Material shown:

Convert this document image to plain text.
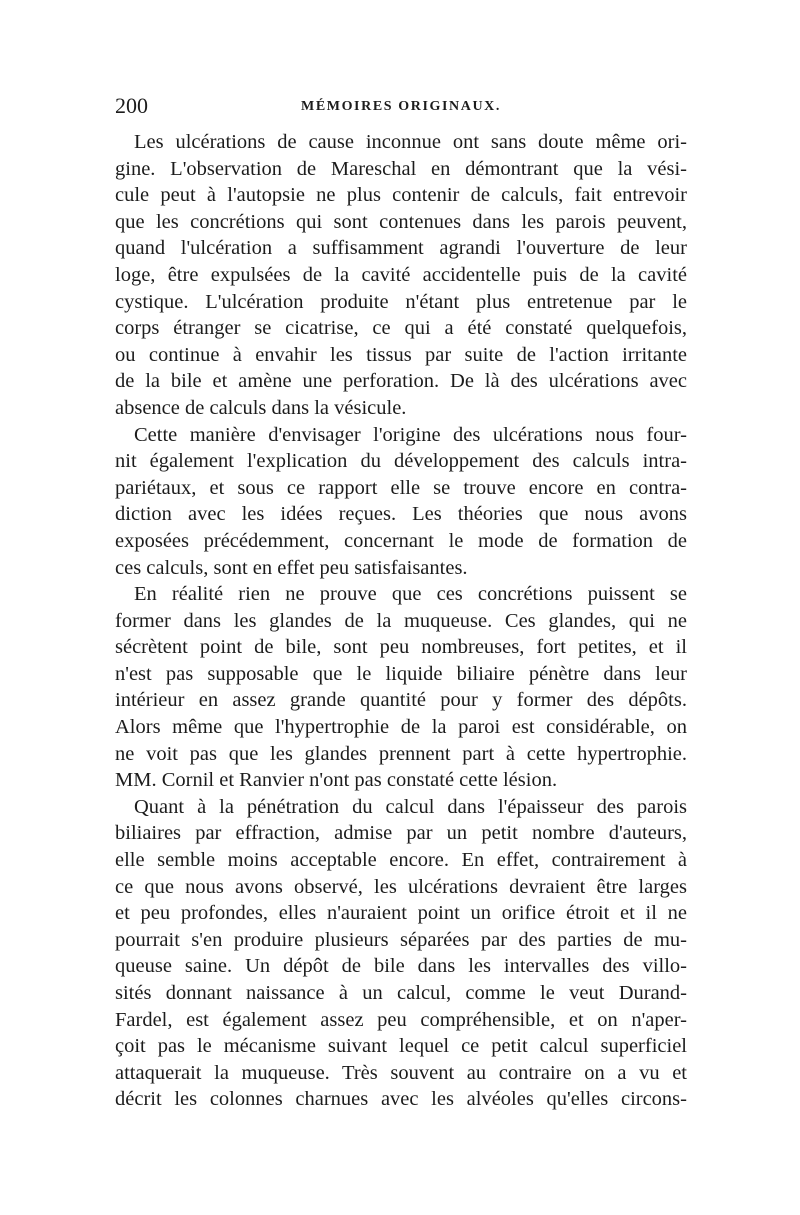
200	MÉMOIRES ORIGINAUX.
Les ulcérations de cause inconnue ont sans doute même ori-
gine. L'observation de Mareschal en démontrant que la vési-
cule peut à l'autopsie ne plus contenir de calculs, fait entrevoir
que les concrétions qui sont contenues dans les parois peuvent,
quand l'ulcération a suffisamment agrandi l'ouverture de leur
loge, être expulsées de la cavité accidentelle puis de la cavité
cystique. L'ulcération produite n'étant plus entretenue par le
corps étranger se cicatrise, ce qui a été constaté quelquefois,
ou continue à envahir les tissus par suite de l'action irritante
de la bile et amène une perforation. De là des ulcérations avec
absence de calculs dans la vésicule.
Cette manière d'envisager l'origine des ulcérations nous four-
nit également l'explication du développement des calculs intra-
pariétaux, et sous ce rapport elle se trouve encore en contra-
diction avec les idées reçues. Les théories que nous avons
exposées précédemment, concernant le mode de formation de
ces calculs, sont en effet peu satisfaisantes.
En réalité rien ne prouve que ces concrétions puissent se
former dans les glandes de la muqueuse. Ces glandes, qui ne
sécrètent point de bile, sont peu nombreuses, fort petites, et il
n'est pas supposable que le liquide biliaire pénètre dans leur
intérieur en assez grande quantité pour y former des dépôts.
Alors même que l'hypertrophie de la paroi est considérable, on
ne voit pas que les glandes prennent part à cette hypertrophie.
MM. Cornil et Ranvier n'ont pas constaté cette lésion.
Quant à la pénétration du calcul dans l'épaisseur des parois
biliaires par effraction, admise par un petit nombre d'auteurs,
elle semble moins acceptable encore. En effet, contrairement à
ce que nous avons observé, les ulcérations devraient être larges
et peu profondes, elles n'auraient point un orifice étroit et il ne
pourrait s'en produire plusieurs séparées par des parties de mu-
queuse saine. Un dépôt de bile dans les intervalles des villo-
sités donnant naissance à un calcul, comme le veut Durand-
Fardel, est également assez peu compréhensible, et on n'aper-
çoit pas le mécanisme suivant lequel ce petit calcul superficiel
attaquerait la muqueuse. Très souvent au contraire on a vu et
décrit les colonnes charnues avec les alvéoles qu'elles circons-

* * *

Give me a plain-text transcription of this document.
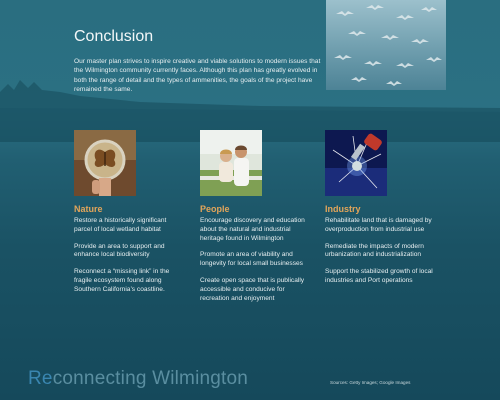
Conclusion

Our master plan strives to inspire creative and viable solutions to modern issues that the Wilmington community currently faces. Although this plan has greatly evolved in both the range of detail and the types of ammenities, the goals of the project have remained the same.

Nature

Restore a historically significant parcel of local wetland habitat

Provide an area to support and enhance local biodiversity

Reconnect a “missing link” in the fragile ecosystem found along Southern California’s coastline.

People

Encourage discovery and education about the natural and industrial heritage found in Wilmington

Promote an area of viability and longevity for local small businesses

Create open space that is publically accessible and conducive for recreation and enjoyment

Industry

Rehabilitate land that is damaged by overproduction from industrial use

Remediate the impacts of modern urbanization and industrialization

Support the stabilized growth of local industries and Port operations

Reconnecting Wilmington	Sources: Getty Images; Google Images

The request: Working from the listing above, pick out every line that has "text" and copy it.

Full output:
Convert this document image to plain text.
Give me a plain-text transcription of this document.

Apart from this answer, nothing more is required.